=== WORK TO DO ===
Reproduce the data word for word, beginning at the line that contains "Patent image size: (1072, 1083)." and continuing through the line that contains "The isolation layer 14 is at (481, 82).", including both of those lines.

Dataset entries
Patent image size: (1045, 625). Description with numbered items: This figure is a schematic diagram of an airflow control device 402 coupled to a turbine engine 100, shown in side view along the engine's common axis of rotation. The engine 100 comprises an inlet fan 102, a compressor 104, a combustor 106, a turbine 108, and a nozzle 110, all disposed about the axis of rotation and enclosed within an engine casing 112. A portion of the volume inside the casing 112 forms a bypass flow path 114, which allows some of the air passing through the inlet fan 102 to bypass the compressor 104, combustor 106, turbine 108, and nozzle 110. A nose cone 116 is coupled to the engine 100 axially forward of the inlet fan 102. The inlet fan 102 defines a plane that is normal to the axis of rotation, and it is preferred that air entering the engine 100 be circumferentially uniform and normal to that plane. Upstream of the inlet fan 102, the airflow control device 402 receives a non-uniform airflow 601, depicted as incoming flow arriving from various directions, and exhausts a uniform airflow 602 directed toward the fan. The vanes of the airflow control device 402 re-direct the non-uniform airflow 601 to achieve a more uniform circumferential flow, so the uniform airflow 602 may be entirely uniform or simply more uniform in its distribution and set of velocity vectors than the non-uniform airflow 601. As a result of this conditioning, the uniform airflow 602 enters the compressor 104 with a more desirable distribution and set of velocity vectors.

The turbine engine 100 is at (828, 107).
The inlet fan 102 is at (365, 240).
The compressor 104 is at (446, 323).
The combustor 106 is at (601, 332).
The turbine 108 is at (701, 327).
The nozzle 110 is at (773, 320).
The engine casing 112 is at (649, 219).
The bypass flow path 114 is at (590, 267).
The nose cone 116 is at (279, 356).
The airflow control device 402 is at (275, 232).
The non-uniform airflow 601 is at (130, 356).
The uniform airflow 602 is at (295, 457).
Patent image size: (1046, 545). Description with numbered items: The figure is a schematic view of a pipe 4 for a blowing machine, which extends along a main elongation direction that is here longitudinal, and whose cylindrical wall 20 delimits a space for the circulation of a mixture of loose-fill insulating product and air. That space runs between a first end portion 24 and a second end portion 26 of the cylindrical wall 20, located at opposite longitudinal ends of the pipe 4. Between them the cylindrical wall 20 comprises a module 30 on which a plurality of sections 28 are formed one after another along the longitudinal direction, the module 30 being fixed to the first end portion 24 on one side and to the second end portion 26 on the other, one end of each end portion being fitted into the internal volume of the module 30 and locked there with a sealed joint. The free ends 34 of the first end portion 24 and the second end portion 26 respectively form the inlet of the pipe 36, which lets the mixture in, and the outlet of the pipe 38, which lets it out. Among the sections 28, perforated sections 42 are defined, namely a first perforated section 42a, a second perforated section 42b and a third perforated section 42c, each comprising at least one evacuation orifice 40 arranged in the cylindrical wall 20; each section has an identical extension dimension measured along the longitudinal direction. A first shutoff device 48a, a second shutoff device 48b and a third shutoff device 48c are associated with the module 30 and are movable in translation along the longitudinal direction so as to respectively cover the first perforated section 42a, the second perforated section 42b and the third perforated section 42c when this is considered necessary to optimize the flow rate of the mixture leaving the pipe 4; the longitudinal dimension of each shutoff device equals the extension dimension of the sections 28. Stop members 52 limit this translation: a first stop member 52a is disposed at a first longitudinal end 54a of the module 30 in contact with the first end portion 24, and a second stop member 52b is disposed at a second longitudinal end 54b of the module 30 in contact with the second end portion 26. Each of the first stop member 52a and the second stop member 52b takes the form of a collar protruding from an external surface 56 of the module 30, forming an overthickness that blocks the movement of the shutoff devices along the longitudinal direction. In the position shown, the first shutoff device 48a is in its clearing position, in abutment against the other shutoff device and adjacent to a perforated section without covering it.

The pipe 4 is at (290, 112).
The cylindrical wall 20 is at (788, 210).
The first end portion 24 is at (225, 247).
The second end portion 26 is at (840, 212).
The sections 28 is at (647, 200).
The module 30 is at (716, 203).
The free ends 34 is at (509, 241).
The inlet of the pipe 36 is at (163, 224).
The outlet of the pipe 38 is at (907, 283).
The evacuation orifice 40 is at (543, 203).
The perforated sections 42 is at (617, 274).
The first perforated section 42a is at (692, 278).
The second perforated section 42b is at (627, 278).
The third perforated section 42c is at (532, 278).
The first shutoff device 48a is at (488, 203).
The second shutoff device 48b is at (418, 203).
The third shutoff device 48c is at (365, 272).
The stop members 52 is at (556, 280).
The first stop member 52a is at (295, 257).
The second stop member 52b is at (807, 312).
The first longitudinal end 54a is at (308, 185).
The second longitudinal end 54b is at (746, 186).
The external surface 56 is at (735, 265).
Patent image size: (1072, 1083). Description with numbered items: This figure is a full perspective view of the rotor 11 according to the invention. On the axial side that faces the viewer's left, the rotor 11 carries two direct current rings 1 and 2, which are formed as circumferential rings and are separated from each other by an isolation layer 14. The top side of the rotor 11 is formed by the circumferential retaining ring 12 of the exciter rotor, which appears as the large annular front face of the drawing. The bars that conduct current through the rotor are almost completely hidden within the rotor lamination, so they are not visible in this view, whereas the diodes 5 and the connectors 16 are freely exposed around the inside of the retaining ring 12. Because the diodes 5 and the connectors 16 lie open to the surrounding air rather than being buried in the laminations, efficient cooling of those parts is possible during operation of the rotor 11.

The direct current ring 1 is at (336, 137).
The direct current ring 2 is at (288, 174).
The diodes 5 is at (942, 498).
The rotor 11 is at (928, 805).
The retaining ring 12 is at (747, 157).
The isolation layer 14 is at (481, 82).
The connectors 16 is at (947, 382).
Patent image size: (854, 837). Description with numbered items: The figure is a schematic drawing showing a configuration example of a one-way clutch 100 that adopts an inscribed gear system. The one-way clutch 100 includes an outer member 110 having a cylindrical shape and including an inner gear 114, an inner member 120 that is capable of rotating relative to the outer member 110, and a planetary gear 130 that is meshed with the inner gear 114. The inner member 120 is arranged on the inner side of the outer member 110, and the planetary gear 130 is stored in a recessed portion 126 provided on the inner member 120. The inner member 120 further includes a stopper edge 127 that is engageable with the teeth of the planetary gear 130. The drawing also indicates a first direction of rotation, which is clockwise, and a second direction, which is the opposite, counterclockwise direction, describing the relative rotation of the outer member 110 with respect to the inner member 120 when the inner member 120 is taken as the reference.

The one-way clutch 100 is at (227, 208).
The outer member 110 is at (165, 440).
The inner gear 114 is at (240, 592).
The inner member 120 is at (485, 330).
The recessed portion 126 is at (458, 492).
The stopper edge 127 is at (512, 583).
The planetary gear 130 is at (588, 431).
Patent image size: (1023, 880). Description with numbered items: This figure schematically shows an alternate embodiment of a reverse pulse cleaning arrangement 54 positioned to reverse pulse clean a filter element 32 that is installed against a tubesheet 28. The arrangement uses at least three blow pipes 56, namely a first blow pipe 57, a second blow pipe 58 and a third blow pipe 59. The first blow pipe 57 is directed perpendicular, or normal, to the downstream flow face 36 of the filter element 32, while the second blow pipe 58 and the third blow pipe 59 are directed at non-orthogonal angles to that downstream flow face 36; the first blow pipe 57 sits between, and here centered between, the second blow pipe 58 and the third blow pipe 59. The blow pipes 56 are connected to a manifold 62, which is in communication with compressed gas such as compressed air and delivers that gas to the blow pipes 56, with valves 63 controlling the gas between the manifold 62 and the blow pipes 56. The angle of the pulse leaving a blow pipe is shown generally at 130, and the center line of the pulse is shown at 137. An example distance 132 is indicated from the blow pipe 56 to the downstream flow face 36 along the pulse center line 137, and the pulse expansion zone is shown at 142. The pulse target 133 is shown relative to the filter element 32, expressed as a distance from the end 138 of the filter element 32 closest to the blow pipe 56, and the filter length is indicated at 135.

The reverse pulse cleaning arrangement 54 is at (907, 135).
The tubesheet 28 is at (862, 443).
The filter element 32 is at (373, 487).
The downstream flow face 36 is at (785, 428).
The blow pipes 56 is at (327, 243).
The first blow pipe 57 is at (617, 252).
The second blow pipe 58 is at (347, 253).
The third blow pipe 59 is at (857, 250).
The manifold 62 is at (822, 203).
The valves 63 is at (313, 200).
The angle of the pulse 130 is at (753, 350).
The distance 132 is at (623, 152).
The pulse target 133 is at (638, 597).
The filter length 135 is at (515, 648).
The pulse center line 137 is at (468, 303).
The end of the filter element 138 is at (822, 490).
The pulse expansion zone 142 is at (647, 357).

=== ANSWER TO THIS TASK ===
Patent image size: (1072, 1083). Description with numbered items: This figure is a full perspective view of the rotor 11 according to the invention. On the axial side that faces the viewer's left, the rotor 11 carries two direct current rings 1 and 2, which are formed as circumferential rings and are separated from each other by an isolation layer 14. The top side of the rotor 11 is formed by the circumferential retaining ring 12 of the exciter rotor, which appears as the large annular front face of the drawing. The bars that conduct current through the rotor are almost completely hidden within the rotor lamination, so they are not visible in this view, whereas the diodes 5 and the connectors 16 are freely exposed around the inside of the retaining ring 12. Because the diodes 5 and the connectors 16 lie open to the surrounding air rather than being buried in the laminations, efficient cooling of those parts is possible during operation of the rotor 11.

The direct current ring 1 is at (336, 137).
The direct current ring 2 is at (288, 174).
The diodes 5 is at (942, 498).
The rotor 11 is at (928, 805).
The retaining ring 12 is at (747, 157).
The isolation layer 14 is at (481, 82).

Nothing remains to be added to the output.